►

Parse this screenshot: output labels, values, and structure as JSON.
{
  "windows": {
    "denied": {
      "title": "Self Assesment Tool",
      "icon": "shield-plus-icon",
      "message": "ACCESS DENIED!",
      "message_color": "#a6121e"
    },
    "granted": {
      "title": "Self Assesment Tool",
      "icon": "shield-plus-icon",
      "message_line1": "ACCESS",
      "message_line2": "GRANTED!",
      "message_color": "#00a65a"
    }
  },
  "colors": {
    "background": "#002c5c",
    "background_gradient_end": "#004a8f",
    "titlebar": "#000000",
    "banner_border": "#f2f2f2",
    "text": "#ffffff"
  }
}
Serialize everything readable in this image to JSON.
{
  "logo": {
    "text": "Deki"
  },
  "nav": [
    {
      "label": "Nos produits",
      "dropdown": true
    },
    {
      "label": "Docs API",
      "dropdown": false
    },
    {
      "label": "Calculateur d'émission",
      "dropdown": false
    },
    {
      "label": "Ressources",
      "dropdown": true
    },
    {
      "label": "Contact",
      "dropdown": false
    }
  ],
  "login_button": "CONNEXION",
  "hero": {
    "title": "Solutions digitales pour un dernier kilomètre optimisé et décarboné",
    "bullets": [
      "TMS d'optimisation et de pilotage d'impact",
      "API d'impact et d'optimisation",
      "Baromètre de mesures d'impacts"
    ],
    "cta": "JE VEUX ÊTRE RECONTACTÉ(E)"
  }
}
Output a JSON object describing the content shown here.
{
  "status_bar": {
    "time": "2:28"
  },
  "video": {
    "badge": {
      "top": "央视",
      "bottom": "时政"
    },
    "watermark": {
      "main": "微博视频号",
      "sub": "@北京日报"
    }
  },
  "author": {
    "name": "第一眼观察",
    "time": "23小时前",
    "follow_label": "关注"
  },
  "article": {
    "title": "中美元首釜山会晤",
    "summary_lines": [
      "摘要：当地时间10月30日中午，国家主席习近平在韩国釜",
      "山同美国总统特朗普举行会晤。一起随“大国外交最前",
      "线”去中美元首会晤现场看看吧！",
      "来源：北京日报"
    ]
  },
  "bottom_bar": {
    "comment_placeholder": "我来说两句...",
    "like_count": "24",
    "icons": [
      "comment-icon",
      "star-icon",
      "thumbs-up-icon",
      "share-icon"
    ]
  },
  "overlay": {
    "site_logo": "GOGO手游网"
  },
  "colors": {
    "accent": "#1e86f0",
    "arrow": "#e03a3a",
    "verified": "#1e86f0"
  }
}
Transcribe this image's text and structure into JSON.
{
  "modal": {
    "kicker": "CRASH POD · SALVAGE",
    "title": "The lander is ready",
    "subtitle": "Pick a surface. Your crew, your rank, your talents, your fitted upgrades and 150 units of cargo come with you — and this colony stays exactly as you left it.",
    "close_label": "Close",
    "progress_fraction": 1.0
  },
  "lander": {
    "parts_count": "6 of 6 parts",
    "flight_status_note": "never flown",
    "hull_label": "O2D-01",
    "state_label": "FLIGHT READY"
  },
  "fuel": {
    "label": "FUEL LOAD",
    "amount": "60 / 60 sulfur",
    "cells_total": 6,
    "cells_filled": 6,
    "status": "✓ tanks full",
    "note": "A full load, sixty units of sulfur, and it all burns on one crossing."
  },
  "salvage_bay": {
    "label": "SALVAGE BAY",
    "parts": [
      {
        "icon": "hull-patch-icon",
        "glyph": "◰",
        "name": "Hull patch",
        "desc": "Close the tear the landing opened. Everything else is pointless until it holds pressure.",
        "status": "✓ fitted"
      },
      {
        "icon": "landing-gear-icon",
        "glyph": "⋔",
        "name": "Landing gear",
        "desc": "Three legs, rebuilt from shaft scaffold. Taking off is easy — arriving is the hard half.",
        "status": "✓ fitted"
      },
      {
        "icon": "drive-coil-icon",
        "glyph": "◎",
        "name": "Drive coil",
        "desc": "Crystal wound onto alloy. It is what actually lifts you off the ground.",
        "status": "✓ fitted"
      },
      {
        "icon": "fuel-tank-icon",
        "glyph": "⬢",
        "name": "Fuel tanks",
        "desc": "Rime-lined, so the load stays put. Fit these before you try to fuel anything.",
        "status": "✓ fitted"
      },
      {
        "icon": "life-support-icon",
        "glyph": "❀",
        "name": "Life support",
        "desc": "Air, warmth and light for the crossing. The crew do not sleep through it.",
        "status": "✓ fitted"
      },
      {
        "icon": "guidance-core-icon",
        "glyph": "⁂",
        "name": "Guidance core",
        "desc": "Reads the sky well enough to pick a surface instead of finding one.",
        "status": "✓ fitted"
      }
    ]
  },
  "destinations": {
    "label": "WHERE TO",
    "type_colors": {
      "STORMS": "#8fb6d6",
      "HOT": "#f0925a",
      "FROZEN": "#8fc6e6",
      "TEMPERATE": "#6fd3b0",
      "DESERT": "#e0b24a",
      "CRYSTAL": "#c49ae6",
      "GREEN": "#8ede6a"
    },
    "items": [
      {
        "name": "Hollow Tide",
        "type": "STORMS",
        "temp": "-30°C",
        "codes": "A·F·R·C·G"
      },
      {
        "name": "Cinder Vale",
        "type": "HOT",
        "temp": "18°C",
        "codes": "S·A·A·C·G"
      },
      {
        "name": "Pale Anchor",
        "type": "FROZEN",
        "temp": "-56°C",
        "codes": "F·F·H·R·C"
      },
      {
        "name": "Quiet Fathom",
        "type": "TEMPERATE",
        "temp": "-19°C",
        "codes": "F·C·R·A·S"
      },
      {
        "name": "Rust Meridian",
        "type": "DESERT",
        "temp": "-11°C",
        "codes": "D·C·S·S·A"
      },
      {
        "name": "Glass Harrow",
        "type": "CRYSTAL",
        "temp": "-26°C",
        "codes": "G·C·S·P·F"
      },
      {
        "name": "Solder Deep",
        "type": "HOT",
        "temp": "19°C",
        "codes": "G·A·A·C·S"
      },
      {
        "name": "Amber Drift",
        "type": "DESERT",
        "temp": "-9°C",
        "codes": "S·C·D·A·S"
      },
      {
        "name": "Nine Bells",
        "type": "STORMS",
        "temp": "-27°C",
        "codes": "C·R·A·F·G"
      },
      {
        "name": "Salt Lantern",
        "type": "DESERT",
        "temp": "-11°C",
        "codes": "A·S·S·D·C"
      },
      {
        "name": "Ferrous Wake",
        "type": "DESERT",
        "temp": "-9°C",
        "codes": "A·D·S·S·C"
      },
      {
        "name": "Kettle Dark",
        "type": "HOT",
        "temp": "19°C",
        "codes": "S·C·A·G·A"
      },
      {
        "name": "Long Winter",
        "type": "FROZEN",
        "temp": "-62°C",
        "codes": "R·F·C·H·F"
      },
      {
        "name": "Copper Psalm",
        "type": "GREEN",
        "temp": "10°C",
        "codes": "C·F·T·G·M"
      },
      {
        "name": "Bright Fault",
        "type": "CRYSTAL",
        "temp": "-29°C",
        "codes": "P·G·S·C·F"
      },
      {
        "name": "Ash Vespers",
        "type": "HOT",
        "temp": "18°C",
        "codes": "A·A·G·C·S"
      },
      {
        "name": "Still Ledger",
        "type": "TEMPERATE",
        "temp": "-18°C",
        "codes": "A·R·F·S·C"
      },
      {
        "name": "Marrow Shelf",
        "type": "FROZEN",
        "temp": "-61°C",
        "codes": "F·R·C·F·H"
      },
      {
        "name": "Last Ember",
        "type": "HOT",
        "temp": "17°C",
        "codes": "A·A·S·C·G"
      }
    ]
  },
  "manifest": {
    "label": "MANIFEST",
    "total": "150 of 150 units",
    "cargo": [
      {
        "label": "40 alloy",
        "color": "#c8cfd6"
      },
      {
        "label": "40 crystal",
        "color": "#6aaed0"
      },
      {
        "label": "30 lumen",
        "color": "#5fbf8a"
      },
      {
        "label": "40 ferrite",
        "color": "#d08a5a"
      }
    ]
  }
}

◄

What you are asked to do –
Pull out each line containing the word "units" and copy it.

The output –
    "subtitle": "Pick a surface. Your crew, your rank, your talents, your fitted upgrades and 150 units of cargo come with you — and this colony stays exactly as you left it.",
    "note": "A full load, sixty units of sulfur, and it all burns on one crossing."
    "total": "150 of 150 units",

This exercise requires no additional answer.